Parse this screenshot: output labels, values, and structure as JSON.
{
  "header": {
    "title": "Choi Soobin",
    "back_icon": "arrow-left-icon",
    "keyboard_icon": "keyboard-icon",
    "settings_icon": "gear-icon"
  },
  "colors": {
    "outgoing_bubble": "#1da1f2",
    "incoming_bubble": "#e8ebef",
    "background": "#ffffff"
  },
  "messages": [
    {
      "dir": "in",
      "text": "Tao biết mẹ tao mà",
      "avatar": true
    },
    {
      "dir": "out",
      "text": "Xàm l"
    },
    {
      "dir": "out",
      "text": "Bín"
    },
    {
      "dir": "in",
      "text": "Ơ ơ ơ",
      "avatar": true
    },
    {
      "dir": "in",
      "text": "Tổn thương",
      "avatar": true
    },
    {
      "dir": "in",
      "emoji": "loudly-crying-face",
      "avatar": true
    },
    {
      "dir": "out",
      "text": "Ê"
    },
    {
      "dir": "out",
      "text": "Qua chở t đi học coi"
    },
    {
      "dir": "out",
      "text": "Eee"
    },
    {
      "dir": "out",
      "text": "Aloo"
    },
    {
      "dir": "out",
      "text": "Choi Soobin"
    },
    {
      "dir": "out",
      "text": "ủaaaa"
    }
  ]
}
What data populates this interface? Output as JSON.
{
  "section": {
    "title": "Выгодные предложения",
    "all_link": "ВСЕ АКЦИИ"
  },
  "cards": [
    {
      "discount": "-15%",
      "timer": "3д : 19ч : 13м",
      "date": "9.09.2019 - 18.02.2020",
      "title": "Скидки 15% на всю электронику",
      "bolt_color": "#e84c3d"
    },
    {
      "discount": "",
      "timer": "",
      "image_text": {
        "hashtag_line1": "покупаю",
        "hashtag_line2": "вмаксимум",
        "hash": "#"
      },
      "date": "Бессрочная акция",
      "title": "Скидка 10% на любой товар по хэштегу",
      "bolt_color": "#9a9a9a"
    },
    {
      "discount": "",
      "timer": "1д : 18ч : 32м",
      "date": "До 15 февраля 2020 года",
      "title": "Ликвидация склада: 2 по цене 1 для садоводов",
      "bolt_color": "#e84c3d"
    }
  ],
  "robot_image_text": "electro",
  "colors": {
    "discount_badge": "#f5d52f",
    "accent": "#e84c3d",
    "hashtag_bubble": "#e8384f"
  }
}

■ DIRECTIONS FOR THIS TASK
All of the entries must be written out exactly as they stand.

■ RESPONSE BELOW
Parse this screenshot: output labels, values, and structure as JSON.
{
  "header": {
    "title": "Choi Soobin",
    "back_icon": "arrow-left-icon",
    "keyboard_icon": "keyboard-icon",
    "settings_icon": "gear-icon"
  },
  "colors": {
    "outgoing_bubble": "#1da1f2",
    "incoming_bubble": "#e8ebef",
    "background": "#ffffff"
  },
  "messages": [
    {
      "dir": "in",
      "text": "Tao biết mẹ tao mà",
      "avatar": true
    },
    {
      "dir": "out",
      "text": "Xàm l"
    },
    {
      "dir": "out",
      "text": "Bín"
    },
    {
      "dir": "in",
      "text": "Ơ ơ ơ",
      "avatar": true
    },
    {
      "dir": "in",
      "text": "Tổn thương",
      "avatar": true
    },
    {
      "dir": "in",
      "emoji": "loudly-crying-face",
      "avatar": true
    },
    {
      "dir": "out",
      "text": "Ê"
    },
    {
      "dir": "out",
      "text": "Qua chở t đi học coi"
    },
    {
      "dir": "out",
      "text": "Eee"
    },
    {
      "dir": "out",
      "text": "Aloo"
    },
    {
      "dir": "out",
      "text": "Choi Soobin"
    },
    {
      "dir": "out",
      "text": "ủaaaa"
    }
  ]
}
What data populates this interface? Output as JSON.
{
  "section": {
    "title": "Выгодные предложения",
    "all_link": "ВСЕ АКЦИИ"
  },
  "cards": [
    {
      "discount": "-15%",
      "timer": "3д : 19ч : 13м",
      "date": "9.09.2019 - 18.02.2020",
      "title": "Скидки 15% на всю электронику",
      "bolt_color": "#e84c3d"
    },
    {
      "discount": "",
      "timer": "",
      "image_text": {
        "hashtag_line1": "покупаю",
        "hashtag_line2": "вмаксимум",
        "hash": "#"
      },
      "date": "Бессрочная акция",
      "title": "Скидка 10% на любой товар по хэштегу",
      "bolt_color": "#9a9a9a"
    },
    {
      "discount": "",
      "timer": "1д : 18ч : 32м",
      "date": "До 15 февраля 2020 года",
      "title": "Ликвидация склада: 2 по цене 1 для садоводов",
      "bolt_color": "#e84c3d"
    }
  ],
  "robot_image_text": "electro",
  "colors": {
    "discount_badge": "#f5d52f",
    "accent": "#e84c3d",
    "hashtag_bubble": "#e8384f"
  }
}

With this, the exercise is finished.